> _STORED DATA_
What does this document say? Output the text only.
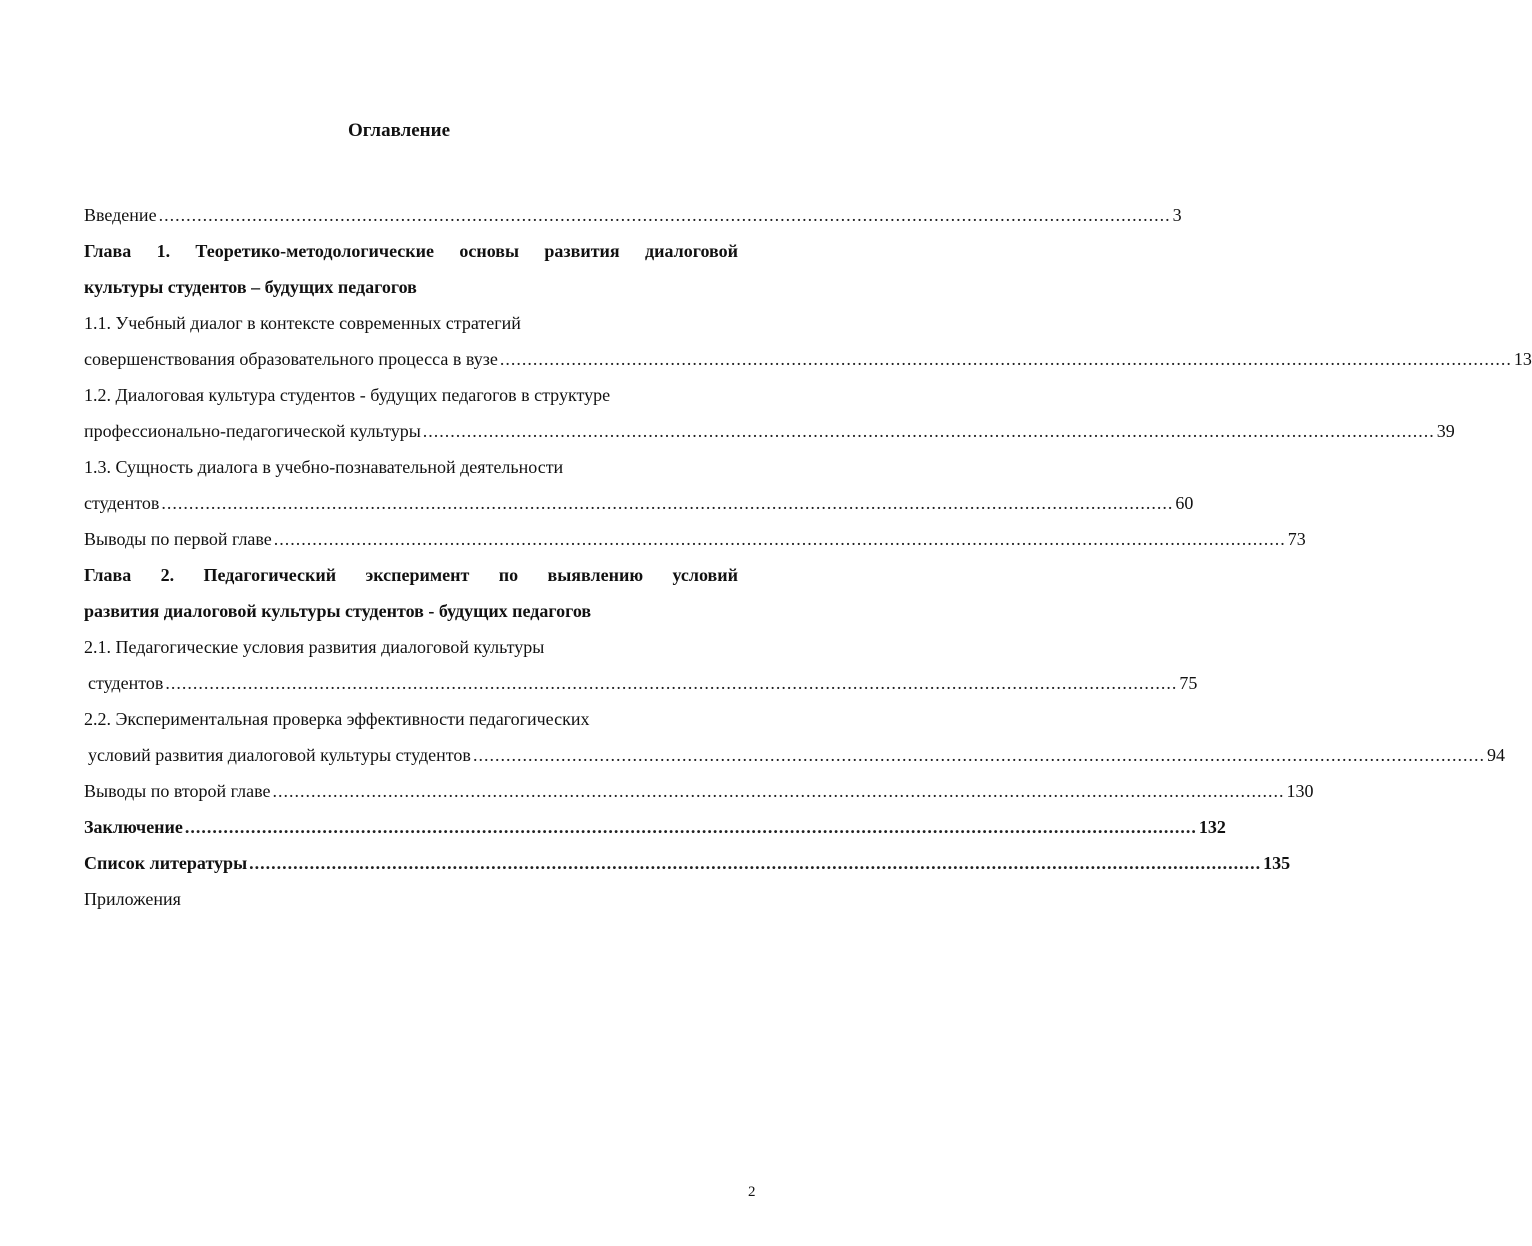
Оглавление
Введение ........................................................................................................................................................................................ 3
Глава 1. Теоретико-методологические основы развития диалоговой
культуры студентов – будущих педагогов
1.1. Учебный диалог в контексте современных стратегий
совершенствования образовательного процесса в вузе ........................................................................................................................................................................................ 13
1.2. Диалоговая культура студентов - будущих педагогов в структуре
профессионально-педагогической культуры ........................................................................................................................................................................................ 39
1.3. Сущность диалога в учебно-познавательной деятельности
студентов ........................................................................................................................................................................................ 60
Выводы по первой главе ........................................................................................................................................................................................ 73
Глава 2. Педагогический эксперимент по выявлению условий
развития диалоговой культуры студентов - будущих педагогов
2.1. Педагогические условия развития диалоговой культуры
студентов ........................................................................................................................................................................................ 75
2.2. Экспериментальная проверка эффективности педагогических
условий развития диалоговой культуры студентов ........................................................................................................................................................................................ 94
Выводы по второй главе ........................................................................................................................................................................................ 130
Заключение ........................................................................................................................................................................................ 132
Список литературы ........................................................................................................................................................................................ 135
Приложения
2
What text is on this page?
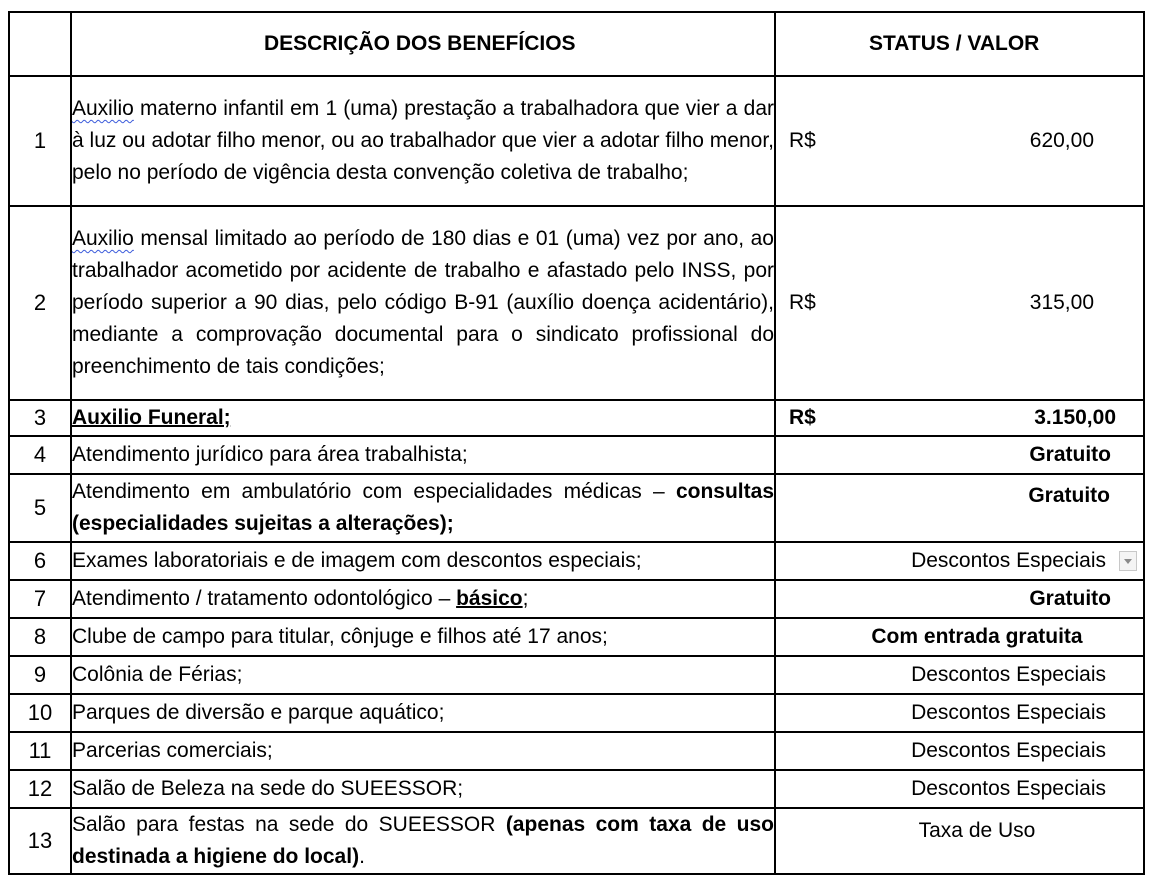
	DESCRIÇÃO DOS BENEFÍCIOS	STATUS / VALOR
1	Auxilio materno infantil em 1 (uma) prestação a trabalhadora que vier a dar à luz ou adotar filho menor, ou ao trabalhador que vier a adotar filho menor, pelo no período de vigência desta convenção coletiva de trabalho;	R$ 620,00

2	Auxilio mensal limitado ao período de 180 dias e 01 (uma) vez por ano, ao trabalhador acometido por acidente de trabalho e afastado pelo INSS, por período superior a 90 dias, pelo código B-91 (auxílio doença acidentário), mediante a comprovação documental para o sindicato profissional do preenchimento de tais condições;	R$ 315,00

3	Auxilio Funeral;	R$ 3.150,00

4	Atendimento jurídico para área trabalhista;	Gratuito

5	Atendimento em ambulatório com especialidades médicas – consultas (especialidades sujeitas a alterações);	Gratuito

6	Exames laboratoriais e de imagem com descontos especiais;	Descontos Especiais

7	Atendimento / tratamento odontológico – básico;	Gratuito

8	Clube de campo para titular, cônjuge e filhos até 17 anos;	Com entrada gratuita

9	Colônia de Férias;	Descontos Especiais

10	Parques de diversão e parque aquático;	Descontos Especiais

11	Parcerias comerciais;	Descontos Especiais

12	Salão de Beleza na sede do SUEESSOR;	Descontos Especiais

13	Salão para festas na sede do SUEESSOR (apenas com taxa de uso destinada a higiene do local).	Taxa de Uso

> _THE PROBLEM_
Only a number is wanted: how many lines of the material above hold "sede"?

> _TASK OUTPUT_
2